**Work to do**
Which lines in the records below contain the string "Drum"? Report each of those lines in full.

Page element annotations

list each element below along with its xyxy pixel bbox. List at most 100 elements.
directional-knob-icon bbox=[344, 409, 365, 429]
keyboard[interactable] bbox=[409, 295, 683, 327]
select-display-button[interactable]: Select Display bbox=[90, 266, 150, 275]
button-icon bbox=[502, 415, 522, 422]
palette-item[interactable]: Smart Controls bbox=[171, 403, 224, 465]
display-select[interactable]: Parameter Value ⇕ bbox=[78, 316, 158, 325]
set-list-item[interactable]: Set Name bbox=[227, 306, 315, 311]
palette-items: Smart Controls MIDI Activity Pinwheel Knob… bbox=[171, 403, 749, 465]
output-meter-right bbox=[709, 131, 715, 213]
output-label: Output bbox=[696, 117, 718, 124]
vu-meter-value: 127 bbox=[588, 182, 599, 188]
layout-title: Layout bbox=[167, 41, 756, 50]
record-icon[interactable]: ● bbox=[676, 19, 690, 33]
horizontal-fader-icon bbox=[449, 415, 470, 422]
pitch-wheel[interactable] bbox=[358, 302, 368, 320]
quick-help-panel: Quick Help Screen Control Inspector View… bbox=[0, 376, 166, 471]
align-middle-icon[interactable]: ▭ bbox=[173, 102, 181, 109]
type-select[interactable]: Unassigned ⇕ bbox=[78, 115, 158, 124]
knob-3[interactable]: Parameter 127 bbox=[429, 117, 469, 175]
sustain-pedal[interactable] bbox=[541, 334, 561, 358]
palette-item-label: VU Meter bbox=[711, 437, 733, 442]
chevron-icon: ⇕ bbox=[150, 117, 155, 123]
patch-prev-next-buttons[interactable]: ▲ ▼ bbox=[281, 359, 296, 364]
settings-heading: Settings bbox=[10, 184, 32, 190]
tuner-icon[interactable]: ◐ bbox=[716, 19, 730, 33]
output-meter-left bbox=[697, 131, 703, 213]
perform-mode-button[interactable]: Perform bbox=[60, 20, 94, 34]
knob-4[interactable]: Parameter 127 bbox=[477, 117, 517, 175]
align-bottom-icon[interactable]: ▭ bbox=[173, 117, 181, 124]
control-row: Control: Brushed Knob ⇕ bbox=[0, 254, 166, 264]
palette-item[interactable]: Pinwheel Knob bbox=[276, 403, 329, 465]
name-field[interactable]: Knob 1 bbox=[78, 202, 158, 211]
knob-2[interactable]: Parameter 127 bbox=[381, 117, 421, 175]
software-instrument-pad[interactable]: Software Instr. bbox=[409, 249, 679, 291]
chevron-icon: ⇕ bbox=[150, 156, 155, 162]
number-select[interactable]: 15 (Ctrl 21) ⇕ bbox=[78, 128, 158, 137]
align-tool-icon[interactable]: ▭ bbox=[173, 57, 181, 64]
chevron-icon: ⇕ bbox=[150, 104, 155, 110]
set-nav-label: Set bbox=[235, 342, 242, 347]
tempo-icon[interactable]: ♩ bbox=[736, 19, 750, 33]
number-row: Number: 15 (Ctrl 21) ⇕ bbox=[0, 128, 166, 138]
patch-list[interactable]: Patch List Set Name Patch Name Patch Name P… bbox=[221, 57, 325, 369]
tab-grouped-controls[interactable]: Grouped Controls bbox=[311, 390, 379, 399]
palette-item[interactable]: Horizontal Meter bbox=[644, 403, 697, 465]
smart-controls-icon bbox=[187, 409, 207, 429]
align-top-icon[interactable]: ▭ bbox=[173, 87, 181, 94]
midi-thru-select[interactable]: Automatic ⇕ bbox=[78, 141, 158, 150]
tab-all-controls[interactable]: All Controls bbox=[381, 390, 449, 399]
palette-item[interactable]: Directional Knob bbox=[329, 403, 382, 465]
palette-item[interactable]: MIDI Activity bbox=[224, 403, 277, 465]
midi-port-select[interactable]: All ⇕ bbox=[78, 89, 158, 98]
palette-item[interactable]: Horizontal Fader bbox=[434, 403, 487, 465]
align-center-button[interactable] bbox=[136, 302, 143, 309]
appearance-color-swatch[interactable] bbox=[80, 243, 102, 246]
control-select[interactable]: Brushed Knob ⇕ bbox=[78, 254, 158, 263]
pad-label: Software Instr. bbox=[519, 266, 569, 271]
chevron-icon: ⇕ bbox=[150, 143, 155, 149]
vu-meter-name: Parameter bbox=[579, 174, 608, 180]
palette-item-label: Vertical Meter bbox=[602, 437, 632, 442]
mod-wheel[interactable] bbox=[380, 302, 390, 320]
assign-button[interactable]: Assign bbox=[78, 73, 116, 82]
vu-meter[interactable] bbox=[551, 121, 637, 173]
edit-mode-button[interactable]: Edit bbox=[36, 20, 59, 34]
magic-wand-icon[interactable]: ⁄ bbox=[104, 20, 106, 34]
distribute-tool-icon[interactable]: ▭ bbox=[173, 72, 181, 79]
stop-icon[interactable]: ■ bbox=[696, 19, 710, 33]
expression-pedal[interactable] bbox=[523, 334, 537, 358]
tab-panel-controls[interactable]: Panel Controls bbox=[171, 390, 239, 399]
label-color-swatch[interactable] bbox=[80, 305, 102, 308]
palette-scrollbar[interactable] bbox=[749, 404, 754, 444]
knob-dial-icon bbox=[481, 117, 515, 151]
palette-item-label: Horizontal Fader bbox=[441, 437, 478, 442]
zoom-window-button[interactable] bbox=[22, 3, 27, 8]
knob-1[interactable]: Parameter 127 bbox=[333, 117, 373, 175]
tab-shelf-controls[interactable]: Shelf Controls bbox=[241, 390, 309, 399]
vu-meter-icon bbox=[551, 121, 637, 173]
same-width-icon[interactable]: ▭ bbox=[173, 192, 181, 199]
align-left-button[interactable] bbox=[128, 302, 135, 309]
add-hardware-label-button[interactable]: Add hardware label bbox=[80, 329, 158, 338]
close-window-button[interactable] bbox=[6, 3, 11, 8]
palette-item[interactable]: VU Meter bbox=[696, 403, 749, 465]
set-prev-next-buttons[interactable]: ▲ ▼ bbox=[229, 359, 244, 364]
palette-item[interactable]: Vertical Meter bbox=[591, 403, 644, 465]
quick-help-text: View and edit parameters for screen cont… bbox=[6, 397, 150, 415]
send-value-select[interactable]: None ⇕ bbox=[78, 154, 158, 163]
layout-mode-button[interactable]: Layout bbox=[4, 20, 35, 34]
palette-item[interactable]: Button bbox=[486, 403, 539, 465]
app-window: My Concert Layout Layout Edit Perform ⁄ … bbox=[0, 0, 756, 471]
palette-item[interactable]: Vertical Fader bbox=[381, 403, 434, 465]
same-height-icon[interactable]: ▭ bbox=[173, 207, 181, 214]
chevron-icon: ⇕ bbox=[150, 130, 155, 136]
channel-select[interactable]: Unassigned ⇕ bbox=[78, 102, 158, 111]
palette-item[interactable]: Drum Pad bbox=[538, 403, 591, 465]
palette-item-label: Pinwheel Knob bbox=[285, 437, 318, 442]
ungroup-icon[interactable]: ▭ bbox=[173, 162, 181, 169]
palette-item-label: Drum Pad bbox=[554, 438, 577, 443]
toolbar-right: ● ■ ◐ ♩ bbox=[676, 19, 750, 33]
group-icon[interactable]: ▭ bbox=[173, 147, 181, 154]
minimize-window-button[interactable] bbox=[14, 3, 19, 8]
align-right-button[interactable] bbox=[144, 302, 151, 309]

**Exercise answer**
palette-item[interactable]: Drum Pad bbox=[538, 403, 591, 465]
palette-item-label: Drum Pad bbox=[554, 438, 577, 443]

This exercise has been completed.